Copy out all lines that hold "content".

Begin The input

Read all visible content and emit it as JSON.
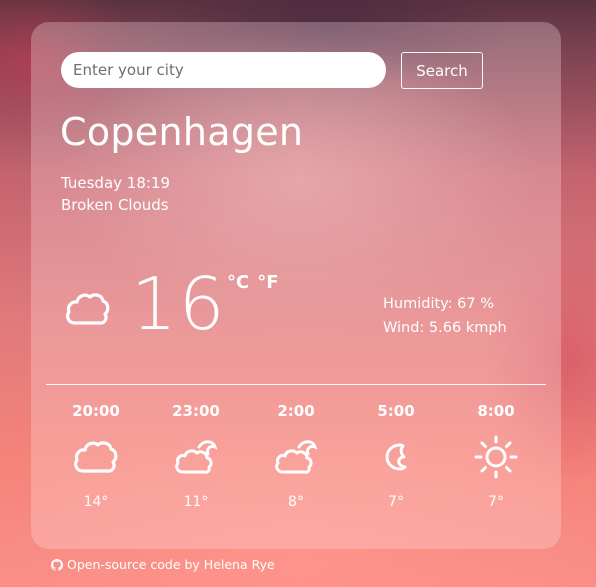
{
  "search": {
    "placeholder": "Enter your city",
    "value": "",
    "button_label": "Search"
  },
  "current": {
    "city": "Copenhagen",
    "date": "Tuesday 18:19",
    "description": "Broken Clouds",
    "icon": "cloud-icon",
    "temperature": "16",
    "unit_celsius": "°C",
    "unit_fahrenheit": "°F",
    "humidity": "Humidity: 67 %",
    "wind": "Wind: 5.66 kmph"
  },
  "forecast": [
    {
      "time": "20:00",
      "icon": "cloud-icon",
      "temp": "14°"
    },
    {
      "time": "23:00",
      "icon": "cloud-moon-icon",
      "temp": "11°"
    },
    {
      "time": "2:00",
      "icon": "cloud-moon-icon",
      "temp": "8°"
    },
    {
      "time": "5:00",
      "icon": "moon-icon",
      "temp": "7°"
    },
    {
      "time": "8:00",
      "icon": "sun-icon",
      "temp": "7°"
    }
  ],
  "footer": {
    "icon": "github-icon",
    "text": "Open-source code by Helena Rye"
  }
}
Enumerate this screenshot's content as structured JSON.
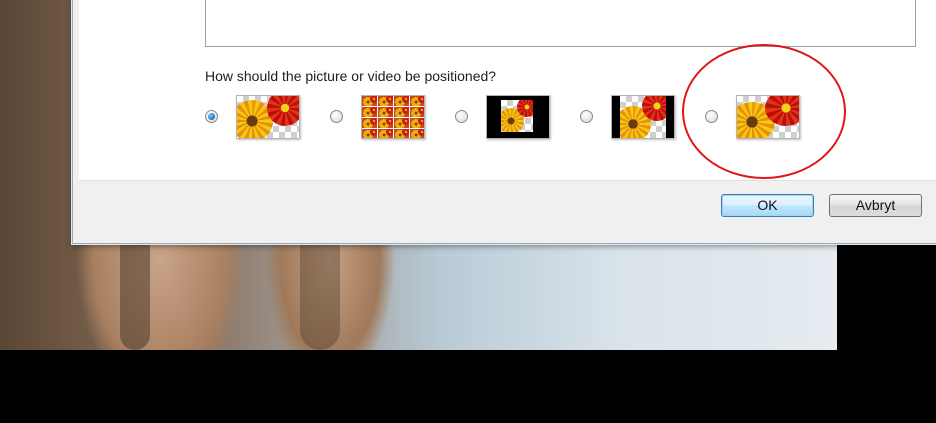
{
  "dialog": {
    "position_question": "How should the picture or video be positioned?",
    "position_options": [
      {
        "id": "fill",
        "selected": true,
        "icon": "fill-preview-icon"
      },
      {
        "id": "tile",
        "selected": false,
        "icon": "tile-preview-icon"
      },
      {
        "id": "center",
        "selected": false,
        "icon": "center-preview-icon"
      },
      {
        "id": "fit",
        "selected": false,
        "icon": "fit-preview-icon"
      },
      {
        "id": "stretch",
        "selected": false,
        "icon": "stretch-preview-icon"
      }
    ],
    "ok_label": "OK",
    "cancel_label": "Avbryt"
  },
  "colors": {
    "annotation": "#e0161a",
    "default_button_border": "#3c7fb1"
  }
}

End The input

Answer:
Read all visible content and emit it as JSON.
Enumerate this screenshot's content as structured JSON.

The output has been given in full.